--- start EXTRACTED MATERIAL ---

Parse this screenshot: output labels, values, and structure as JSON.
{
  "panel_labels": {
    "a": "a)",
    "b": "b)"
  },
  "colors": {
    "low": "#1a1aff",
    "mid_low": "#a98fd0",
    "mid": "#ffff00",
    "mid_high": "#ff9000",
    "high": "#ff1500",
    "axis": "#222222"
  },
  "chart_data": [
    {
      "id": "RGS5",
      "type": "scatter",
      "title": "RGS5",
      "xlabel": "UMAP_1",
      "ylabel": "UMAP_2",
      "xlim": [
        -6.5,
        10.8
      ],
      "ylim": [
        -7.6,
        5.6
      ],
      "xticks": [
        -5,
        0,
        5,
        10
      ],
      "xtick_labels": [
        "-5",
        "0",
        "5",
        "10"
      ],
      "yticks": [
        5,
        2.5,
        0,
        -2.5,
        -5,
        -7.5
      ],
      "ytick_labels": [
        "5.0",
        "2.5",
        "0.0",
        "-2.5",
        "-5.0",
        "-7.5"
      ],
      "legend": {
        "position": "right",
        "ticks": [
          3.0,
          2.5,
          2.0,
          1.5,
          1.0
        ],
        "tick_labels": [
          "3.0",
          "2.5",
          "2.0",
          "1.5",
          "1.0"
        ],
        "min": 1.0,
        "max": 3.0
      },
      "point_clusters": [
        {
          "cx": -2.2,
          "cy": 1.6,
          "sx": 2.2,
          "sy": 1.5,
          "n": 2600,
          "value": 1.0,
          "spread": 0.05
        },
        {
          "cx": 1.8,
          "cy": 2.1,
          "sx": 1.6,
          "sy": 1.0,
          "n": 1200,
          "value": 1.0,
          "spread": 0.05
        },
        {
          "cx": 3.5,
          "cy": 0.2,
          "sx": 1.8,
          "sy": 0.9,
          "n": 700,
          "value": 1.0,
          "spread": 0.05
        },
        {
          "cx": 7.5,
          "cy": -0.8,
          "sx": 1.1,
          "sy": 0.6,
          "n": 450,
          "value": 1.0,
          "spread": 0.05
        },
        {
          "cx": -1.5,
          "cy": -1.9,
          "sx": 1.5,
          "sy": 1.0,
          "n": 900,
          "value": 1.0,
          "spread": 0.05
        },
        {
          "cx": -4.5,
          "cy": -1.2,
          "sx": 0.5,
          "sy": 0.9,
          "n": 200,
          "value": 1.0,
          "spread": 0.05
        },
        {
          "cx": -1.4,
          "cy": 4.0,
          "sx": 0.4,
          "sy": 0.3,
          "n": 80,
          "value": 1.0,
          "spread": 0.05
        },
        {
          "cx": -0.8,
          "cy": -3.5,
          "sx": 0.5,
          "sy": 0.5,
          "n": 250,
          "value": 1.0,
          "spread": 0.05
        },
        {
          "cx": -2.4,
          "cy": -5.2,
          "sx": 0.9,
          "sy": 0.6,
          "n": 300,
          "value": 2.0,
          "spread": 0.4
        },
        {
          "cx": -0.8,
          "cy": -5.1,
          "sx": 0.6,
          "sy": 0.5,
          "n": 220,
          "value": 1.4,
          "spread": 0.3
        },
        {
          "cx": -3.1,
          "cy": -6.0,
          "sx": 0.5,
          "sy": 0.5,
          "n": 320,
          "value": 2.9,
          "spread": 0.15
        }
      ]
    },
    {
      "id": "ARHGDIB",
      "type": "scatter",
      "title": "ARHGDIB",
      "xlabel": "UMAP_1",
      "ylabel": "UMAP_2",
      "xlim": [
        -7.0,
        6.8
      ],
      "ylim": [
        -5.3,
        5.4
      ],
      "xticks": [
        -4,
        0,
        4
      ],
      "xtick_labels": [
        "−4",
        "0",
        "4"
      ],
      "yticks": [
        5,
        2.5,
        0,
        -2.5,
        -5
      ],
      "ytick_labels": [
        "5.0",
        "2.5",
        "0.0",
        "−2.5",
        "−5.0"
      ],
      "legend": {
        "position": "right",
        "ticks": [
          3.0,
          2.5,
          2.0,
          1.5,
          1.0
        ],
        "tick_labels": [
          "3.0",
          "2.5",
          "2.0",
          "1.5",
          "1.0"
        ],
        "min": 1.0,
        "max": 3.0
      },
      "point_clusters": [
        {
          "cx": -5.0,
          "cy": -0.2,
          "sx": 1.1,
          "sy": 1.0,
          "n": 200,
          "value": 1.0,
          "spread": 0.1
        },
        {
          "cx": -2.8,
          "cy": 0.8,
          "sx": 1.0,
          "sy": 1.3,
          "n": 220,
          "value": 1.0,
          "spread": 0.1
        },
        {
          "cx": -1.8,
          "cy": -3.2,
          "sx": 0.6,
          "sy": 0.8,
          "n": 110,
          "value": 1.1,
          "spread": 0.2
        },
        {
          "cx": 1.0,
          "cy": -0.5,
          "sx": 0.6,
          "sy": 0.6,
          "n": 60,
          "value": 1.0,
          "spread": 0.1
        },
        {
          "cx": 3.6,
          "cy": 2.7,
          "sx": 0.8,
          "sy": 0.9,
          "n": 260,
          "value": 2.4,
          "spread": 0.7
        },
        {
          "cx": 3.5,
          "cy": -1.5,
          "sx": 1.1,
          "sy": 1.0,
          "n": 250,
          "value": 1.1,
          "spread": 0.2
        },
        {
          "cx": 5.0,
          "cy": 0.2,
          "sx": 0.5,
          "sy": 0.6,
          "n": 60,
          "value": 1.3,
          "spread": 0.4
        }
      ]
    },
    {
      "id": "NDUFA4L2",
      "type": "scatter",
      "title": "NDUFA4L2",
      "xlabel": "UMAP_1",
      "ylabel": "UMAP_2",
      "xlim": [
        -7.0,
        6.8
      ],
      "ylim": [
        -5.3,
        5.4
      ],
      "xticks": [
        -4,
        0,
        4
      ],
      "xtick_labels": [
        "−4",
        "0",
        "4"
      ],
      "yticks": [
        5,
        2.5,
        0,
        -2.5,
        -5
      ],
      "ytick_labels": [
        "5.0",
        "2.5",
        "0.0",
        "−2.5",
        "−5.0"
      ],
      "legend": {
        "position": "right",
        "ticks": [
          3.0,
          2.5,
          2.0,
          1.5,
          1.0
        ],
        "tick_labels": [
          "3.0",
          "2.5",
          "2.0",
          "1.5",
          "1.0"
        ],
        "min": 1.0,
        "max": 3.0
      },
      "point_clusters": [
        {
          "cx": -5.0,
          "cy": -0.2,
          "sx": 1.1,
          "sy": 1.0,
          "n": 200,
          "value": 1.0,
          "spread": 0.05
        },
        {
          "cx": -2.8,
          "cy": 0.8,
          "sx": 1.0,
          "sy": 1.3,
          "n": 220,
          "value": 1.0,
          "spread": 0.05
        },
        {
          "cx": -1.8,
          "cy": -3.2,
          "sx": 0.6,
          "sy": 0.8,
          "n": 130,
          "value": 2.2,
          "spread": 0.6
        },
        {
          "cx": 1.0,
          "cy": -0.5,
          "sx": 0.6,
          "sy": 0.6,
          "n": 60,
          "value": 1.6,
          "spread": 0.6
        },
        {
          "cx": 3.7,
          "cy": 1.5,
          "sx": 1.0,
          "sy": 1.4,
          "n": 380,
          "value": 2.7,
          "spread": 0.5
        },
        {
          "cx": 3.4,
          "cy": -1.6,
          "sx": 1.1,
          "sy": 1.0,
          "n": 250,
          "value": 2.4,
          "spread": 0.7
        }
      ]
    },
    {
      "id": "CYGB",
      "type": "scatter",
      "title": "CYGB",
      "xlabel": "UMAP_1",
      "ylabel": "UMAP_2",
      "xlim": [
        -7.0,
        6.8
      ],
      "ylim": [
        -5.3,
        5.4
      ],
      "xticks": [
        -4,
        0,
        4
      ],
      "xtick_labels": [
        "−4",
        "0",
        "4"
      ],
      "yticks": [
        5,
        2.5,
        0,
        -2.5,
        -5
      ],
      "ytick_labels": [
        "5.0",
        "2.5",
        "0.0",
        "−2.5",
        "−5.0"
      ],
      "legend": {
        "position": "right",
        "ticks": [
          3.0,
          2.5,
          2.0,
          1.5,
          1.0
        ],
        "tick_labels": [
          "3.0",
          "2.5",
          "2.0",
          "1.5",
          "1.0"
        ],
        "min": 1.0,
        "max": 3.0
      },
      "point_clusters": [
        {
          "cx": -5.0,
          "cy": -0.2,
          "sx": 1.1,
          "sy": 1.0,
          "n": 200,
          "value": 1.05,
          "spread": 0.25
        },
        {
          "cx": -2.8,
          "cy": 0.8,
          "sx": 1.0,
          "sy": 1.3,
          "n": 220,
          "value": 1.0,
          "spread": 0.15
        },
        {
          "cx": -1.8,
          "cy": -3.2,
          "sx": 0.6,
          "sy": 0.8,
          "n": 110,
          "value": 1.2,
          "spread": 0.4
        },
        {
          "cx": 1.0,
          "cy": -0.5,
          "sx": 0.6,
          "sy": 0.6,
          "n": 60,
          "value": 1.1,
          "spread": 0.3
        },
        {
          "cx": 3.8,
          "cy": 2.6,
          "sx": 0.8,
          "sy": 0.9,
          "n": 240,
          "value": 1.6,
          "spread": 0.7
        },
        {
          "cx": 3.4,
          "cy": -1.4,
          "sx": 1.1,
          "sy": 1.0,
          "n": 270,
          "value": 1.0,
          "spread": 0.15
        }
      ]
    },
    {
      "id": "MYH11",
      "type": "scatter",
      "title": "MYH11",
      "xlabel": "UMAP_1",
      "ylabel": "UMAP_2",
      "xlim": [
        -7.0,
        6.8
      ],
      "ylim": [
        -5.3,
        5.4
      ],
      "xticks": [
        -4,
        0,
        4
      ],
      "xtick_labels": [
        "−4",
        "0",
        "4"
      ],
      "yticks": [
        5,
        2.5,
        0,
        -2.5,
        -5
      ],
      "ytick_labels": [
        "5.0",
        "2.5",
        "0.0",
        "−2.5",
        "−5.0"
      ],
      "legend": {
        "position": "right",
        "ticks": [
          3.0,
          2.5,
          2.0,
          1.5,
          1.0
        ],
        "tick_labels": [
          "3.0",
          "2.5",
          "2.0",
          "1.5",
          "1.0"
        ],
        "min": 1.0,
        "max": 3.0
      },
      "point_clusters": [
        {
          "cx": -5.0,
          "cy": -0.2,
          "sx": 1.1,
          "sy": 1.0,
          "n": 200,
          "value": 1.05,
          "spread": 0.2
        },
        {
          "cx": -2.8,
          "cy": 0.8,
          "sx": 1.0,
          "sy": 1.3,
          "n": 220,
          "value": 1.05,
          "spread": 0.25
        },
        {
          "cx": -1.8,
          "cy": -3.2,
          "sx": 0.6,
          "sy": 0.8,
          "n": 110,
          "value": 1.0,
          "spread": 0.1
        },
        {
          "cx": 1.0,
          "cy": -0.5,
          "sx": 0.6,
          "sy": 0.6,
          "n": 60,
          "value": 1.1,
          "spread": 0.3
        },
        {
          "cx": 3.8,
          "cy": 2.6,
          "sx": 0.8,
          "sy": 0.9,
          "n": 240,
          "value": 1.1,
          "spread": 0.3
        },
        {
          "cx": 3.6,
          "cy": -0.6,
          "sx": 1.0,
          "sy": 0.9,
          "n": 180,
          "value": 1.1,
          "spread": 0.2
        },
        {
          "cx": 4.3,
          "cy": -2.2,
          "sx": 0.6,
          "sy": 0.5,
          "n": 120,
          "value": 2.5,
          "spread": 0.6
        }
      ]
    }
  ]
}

--- end EXTRACTED MATERIAL ---

## INSTRUCTIONS TO FOLLOW
Reproduce every line from the entries that holds the word "title".

## RESPONSE
      "title": "RGS5",
      "title": "ARHGDIB",
      "title": "NDUFA4L2",
      "title": "CYGB",
      "title": "MYH11",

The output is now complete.